What the exercise asks
In the listing below, find every line containing "BIOMEHANIKA" and copy it out.
─── Input records ───
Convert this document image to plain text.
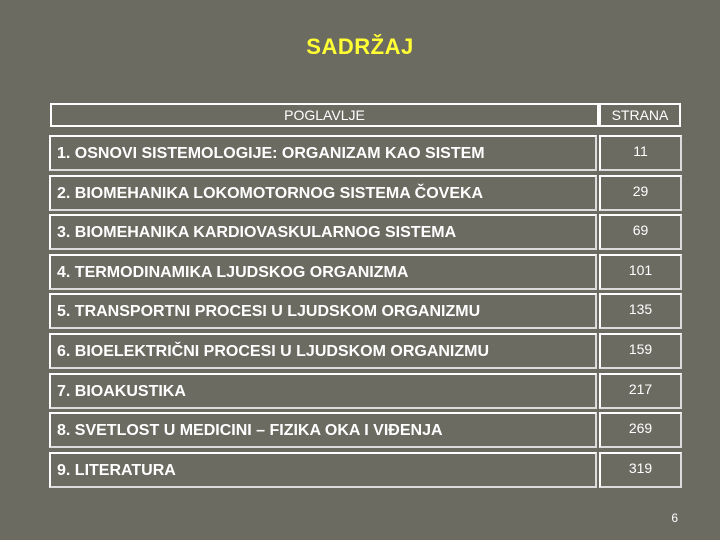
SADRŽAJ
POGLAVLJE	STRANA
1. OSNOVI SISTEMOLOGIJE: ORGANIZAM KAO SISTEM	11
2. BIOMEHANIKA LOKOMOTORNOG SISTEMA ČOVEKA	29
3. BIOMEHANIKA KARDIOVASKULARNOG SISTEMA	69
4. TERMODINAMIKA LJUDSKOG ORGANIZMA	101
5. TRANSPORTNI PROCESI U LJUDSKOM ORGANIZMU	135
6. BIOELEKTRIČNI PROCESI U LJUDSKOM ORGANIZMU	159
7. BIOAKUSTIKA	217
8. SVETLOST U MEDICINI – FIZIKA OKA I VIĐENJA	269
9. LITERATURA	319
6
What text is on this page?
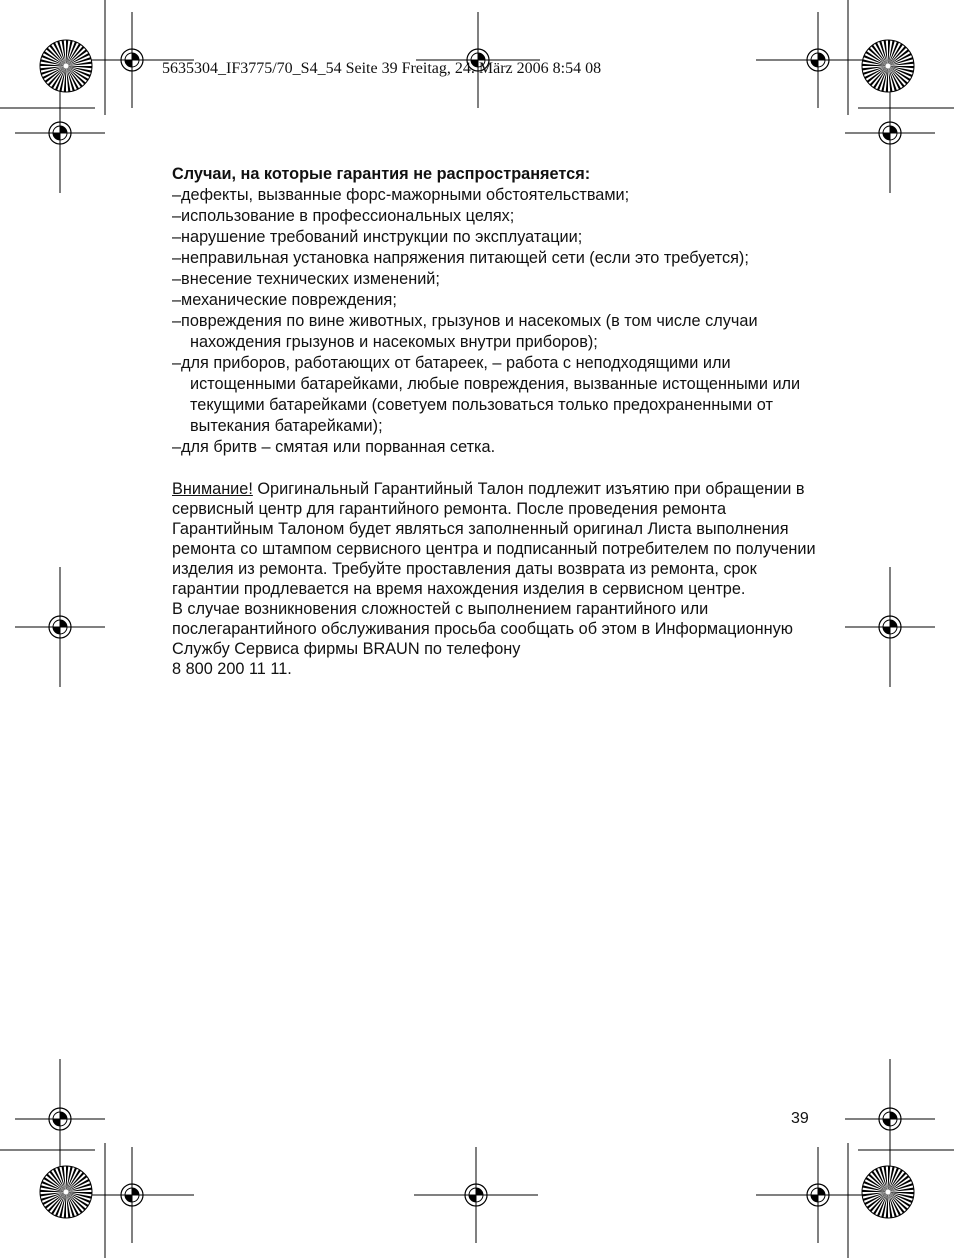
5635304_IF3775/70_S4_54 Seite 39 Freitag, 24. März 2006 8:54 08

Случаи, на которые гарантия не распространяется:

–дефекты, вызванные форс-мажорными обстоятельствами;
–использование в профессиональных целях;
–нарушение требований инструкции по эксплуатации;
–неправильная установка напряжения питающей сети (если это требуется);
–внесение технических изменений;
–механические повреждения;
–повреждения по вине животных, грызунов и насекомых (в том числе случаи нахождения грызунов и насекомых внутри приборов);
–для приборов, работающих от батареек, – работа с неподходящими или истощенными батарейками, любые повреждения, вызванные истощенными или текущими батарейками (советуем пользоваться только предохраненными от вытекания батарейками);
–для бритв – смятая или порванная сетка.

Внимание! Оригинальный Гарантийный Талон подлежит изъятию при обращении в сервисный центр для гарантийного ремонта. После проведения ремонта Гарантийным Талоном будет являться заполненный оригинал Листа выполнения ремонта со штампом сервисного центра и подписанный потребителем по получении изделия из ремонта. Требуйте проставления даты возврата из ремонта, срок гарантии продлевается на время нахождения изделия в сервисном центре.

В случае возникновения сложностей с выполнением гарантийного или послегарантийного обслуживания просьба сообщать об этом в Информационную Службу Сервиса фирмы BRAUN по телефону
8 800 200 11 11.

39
───
Response to the task
2. BIOMEHANIKA LOKOMOTORNOG SISTEMA ČOVEKA	29
3. BIOMEHANIKA KARDIOVASKULARNOG SISTEMA	69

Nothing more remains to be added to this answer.